### DATASET RECORDS
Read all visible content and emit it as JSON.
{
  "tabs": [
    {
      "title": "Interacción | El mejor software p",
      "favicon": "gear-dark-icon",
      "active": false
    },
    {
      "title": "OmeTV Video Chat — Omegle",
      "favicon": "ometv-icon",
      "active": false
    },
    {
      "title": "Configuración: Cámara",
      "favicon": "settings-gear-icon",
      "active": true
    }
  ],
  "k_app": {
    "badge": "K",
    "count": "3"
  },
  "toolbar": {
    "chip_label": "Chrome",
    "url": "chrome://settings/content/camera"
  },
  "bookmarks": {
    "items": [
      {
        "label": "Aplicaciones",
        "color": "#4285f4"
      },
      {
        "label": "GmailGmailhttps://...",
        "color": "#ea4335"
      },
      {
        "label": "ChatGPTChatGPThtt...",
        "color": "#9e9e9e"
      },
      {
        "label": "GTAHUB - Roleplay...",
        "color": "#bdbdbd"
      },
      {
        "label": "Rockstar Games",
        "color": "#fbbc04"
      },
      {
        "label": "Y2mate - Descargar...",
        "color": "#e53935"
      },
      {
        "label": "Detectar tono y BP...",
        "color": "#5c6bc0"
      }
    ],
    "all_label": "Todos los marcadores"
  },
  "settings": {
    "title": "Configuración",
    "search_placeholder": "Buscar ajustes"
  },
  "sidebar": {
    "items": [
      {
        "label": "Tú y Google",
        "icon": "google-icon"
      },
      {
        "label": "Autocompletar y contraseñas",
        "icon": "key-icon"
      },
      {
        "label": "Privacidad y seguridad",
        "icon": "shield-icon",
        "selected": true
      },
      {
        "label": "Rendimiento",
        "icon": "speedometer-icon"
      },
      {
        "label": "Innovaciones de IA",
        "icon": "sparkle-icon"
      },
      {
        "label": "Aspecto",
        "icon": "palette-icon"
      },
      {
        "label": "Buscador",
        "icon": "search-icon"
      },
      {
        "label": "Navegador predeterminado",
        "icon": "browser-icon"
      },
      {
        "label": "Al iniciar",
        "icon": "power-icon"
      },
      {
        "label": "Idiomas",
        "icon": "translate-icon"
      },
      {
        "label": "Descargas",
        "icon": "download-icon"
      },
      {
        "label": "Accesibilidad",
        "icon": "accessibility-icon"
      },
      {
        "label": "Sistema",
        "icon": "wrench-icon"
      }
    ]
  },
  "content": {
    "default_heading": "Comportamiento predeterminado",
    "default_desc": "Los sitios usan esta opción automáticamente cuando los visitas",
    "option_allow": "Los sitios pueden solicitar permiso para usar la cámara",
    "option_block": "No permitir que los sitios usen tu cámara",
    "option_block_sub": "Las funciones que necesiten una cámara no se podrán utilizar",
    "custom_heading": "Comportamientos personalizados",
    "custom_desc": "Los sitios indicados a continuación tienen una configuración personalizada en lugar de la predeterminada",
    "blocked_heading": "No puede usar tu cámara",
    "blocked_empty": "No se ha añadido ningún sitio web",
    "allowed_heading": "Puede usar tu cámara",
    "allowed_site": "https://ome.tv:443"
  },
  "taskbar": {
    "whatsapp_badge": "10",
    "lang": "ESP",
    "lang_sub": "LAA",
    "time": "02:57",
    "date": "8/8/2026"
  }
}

### EXERCISE TASK
Copy every line of the listing that contains the word "sitios".

### EXERCISE RESPONSE
    "default_desc": "Los sitios usan esta opción automáticamente cuando los visitas",
    "option_allow": "Los sitios pueden solicitar permiso para usar la cámara",
    "option_block": "No permitir que los sitios usen tu cámara",
    "custom_desc": "Los sitios indicados a continuación tienen una configuración personalizada en lugar de la predeterminada",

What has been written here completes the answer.